* Start *
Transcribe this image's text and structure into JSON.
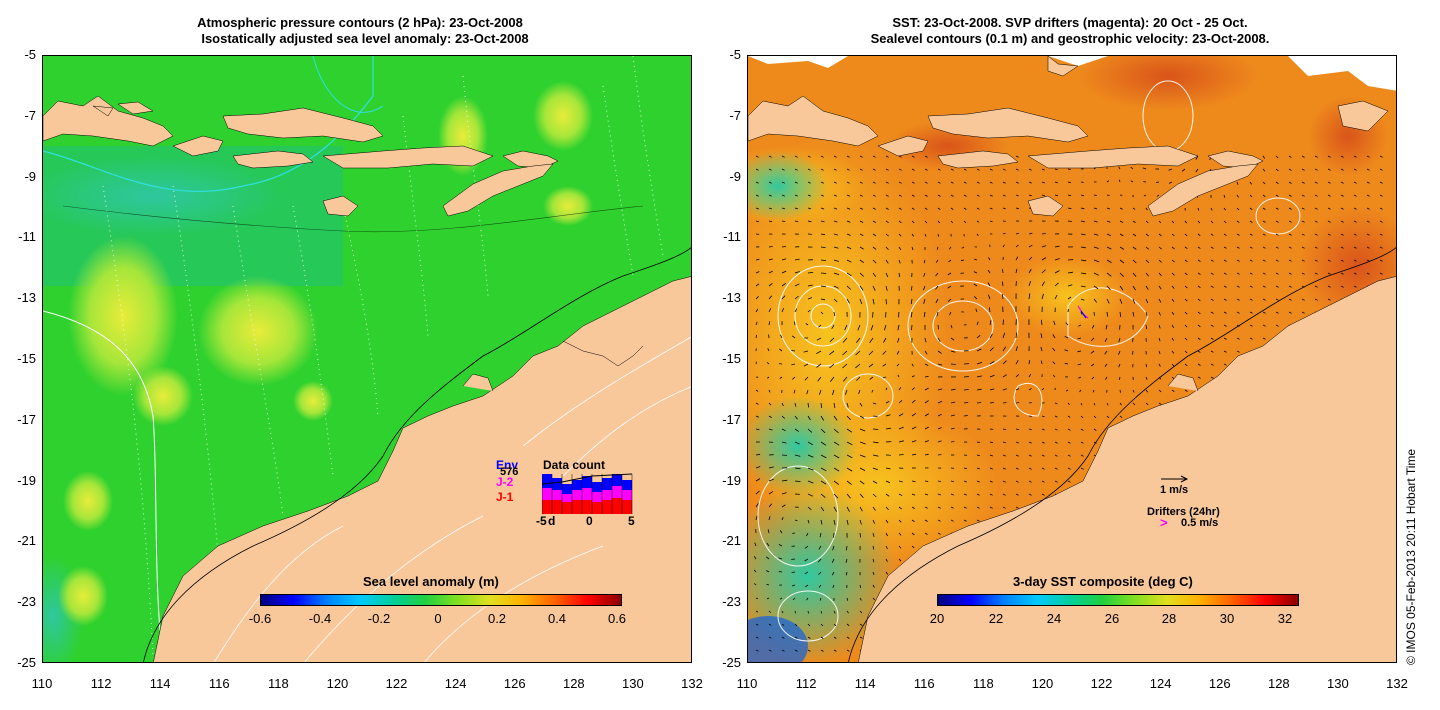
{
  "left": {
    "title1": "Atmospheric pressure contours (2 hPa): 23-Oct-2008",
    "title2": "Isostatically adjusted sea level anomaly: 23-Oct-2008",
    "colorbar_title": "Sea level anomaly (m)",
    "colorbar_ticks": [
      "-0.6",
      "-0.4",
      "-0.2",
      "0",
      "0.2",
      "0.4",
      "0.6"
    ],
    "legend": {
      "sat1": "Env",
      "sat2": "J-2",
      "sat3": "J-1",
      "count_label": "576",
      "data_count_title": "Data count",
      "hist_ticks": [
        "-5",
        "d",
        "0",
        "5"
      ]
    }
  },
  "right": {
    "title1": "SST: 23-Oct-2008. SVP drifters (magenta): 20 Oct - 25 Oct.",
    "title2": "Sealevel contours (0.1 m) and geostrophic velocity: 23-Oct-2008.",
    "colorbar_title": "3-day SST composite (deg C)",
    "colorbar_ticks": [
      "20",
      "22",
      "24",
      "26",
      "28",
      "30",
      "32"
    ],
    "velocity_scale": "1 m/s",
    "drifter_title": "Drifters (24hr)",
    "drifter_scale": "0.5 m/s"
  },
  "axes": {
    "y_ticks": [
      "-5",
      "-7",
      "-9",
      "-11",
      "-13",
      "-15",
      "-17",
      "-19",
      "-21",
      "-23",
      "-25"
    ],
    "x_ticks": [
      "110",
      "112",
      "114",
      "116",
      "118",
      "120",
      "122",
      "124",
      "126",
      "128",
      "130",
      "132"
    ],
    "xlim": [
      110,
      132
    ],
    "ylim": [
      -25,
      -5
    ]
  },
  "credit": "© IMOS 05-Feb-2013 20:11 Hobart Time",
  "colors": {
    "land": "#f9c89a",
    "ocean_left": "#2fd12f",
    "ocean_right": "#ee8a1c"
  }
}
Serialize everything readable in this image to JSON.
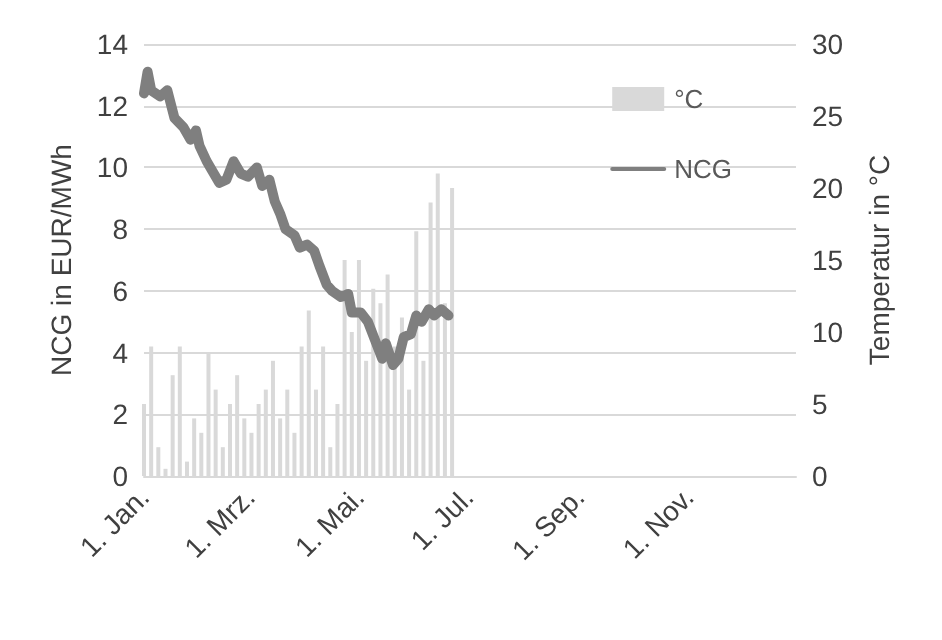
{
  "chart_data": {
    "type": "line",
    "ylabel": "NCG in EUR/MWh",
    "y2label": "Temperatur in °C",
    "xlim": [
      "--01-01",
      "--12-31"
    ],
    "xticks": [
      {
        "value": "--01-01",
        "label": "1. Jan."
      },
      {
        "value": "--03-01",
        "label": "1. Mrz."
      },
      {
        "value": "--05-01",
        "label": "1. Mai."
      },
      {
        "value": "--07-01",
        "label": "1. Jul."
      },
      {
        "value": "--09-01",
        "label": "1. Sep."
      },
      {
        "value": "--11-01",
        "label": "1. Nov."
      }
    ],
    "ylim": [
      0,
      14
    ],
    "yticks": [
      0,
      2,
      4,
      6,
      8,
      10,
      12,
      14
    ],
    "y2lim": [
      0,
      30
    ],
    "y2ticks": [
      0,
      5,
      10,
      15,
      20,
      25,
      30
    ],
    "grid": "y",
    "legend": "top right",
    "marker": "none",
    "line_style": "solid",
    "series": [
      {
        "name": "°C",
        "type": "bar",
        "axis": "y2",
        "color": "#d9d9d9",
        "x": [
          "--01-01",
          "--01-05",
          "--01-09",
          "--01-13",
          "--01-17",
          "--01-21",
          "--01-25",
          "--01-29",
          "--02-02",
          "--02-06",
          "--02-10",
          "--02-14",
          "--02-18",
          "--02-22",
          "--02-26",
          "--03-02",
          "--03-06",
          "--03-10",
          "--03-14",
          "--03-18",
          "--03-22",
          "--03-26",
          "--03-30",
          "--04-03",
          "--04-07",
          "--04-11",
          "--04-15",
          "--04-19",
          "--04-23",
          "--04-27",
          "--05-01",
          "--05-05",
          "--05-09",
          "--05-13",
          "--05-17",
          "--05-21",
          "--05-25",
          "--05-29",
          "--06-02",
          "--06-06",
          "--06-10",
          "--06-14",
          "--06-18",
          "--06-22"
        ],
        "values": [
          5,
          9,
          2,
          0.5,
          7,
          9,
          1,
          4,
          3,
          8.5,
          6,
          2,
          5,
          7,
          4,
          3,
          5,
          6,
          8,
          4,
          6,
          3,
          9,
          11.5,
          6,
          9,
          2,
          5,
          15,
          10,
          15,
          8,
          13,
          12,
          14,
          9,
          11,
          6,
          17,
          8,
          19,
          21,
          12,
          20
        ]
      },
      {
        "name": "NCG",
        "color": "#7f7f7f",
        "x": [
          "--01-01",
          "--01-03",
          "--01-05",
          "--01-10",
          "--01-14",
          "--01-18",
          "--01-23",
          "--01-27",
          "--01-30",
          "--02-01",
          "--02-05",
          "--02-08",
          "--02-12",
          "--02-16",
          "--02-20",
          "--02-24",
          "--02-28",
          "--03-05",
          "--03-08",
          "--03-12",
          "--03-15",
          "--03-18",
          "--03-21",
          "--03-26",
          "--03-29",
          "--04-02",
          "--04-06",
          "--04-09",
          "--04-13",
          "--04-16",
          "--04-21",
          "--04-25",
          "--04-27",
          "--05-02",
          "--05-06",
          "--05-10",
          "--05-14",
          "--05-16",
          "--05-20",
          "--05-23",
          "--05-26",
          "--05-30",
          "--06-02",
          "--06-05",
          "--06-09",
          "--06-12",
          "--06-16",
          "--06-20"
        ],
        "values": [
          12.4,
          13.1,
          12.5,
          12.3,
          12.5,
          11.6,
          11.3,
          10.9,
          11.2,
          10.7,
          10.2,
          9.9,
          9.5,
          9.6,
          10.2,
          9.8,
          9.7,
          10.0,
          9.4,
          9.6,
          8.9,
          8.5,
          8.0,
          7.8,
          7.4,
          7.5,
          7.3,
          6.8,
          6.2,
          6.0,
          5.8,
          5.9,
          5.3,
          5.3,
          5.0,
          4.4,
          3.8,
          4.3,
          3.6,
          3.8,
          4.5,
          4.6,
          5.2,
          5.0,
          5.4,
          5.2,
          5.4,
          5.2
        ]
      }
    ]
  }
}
* End *
**What is being asked:** Reproduce the material in its entirety and word for word, without the pictures.

**Written answer:**
Transcribe this image's text and structure into JSON.
{
  "left": {
    "title1": "Atmospheric pressure contours (2 hPa): 23-Oct-2008",
    "title2": "Isostatically adjusted sea level anomaly: 23-Oct-2008",
    "colorbar_title": "Sea level anomaly (m)",
    "colorbar_ticks": [
      "-0.6",
      "-0.4",
      "-0.2",
      "0",
      "0.2",
      "0.4",
      "0.6"
    ],
    "legend": {
      "sat1": "Env",
      "sat2": "J-2",
      "sat3": "J-1",
      "count_label": "576",
      "data_count_title": "Data count",
      "hist_ticks": [
        "-5",
        "d",
        "0",
        "5"
      ]
    }
  },
  "right": {
    "title1": "SST: 23-Oct-2008. SVP drifters (magenta): 20 Oct - 25 Oct.",
    "title2": "Sealevel contours (0.1 m) and geostrophic velocity: 23-Oct-2008.",
    "colorbar_title": "3-day SST composite (deg C)",
    "colorbar_ticks": [
      "20",
      "22",
      "24",
      "26",
      "28",
      "30",
      "32"
    ],
    "velocity_scale": "1 m/s",
    "drifter_title": "Drifters (24hr)",
    "drifter_scale": "0.5 m/s"
  },
  "axes": {
    "y_ticks": [
      "-5",
      "-7",
      "-9",
      "-11",
      "-13",
      "-15",
      "-17",
      "-19",
      "-21",
      "-23",
      "-25"
    ],
    "x_ticks": [
      "110",
      "112",
      "114",
      "116",
      "118",
      "120",
      "122",
      "124",
      "126",
      "128",
      "130",
      "132"
    ],
    "xlim": [
      110,
      132
    ],
    "ylim": [
      -25,
      -5
    ]
  },
  "credit": "© IMOS 05-Feb-2013 20:11 Hobart Time",
  "colors": {
    "land": "#f9c89a",
    "ocean_left": "#2fd12f",
    "ocean_right": "#ee8a1c"
  }
}
Serialize everything readable in this image to JSON.
{
  "chart_data": {
    "type": "line",
    "ylabel": "NCG in EUR/MWh",
    "y2label": "Temperatur in °C",
    "xlim": [
      "--01-01",
      "--12-31"
    ],
    "xticks": [
      {
        "value": "--01-01",
        "label": "1. Jan."
      },
      {
        "value": "--03-01",
        "label": "1. Mrz."
      },
      {
        "value": "--05-01",
        "label": "1. Mai."
      },
      {
        "value": "--07-01",
        "label": "1. Jul."
      },
      {
        "value": "--09-01",
        "label": "1. Sep."
      },
      {
        "value": "--11-01",
        "label": "1. Nov."
      }
    ],
    "ylim": [
      0,
      14
    ],
    "yticks": [
      0,
      2,
      4,
      6,
      8,
      10,
      12,
      14
    ],
    "y2lim": [
      0,
      30
    ],
    "y2ticks": [
      0,
      5,
      10,
      15,
      20,
      25,
      30
    ],
    "grid": "y",
    "legend": "top right",
    "marker": "none",
    "line_style": "solid",
    "series": [
      {
        "name": "°C",
        "type": "bar",
        "axis": "y2",
        "color": "#d9d9d9",
        "x": [
          "--01-01",
          "--01-05",
          "--01-09",
          "--01-13",
          "--01-17",
          "--01-21",
          "--01-25",
          "--01-29",
          "--02-02",
          "--02-06",
          "--02-10",
          "--02-14",
          "--02-18",
          "--02-22",
          "--02-26",
          "--03-02",
          "--03-06",
          "--03-10",
          "--03-14",
          "--03-18",
          "--03-22",
          "--03-26",
          "--03-30",
          "--04-03",
          "--04-07",
          "--04-11",
          "--04-15",
          "--04-19",
          "--04-23",
          "--04-27",
          "--05-01",
          "--05-05",
          "--05-09",
          "--05-13",
          "--05-17",
          "--05-21",
          "--05-25",
          "--05-29",
          "--06-02",
          "--06-06",
          "--06-10",
          "--06-14",
          "--06-18",
          "--06-22"
        ],
        "values": [
          5,
          9,
          2,
          0.5,
          7,
          9,
          1,
          4,
          3,
          8.5,
          6,
          2,
          5,
          7,
          4,
          3,
          5,
          6,
          8,
          4,
          6,
          3,
          9,
          11.5,
          6,
          9,
          2,
          5,
          15,
          10,
          15,
          8,
          13,
          12,
          14,
          9,
          11,
          6,
          17,
          8,
          19,
          21,
          12,
          20
        ]
      },
      {
        "name": "NCG",
        "color": "#7f7f7f",
        "x": [
          "--01-01",
          "--01-03",
          "--01-05",
          "--01-10",
          "--01-14",
          "--01-18",
          "--01-23",
          "--01-27",
          "--01-30",
          "--02-01",
          "--02-05",
          "--02-08",
          "--02-12",
          "--02-16",
          "--02-20",
          "--02-24",
          "--02-28",
          "--03-05",
          "--03-08",
          "--03-12",
          "--03-15",
          "--03-18",
          "--03-21",
          "--03-26",
          "--03-29",
          "--04-02",
          "--04-06",
          "--04-09",
          "--04-13",
          "--04-16",
          "--04-21",
          "--04-25",
          "--04-27",
          "--05-02",
          "--05-06",
          "--05-10",
          "--05-14",
          "--05-16",
          "--05-20",
          "--05-23",
          "--05-26",
          "--05-30",
          "--06-02",
          "--06-05",
          "--06-09",
          "--06-12",
          "--06-16",
          "--06-20"
        ],
        "values": [
          12.4,
          13.1,
          12.5,
          12.3,
          12.5,
          11.6,
          11.3,
          10.9,
          11.2,
          10.7,
          10.2,
          9.9,
          9.5,
          9.6,
          10.2,
          9.8,
          9.7,
          10.0,
          9.4,
          9.6,
          8.9,
          8.5,
          8.0,
          7.8,
          7.4,
          7.5,
          7.3,
          6.8,
          6.2,
          6.0,
          5.8,
          5.9,
          5.3,
          5.3,
          5.0,
          4.4,
          3.8,
          4.3,
          3.6,
          3.8,
          4.5,
          4.6,
          5.2,
          5.0,
          5.4,
          5.2,
          5.4,
          5.2
        ]
      }
    ]
  }
}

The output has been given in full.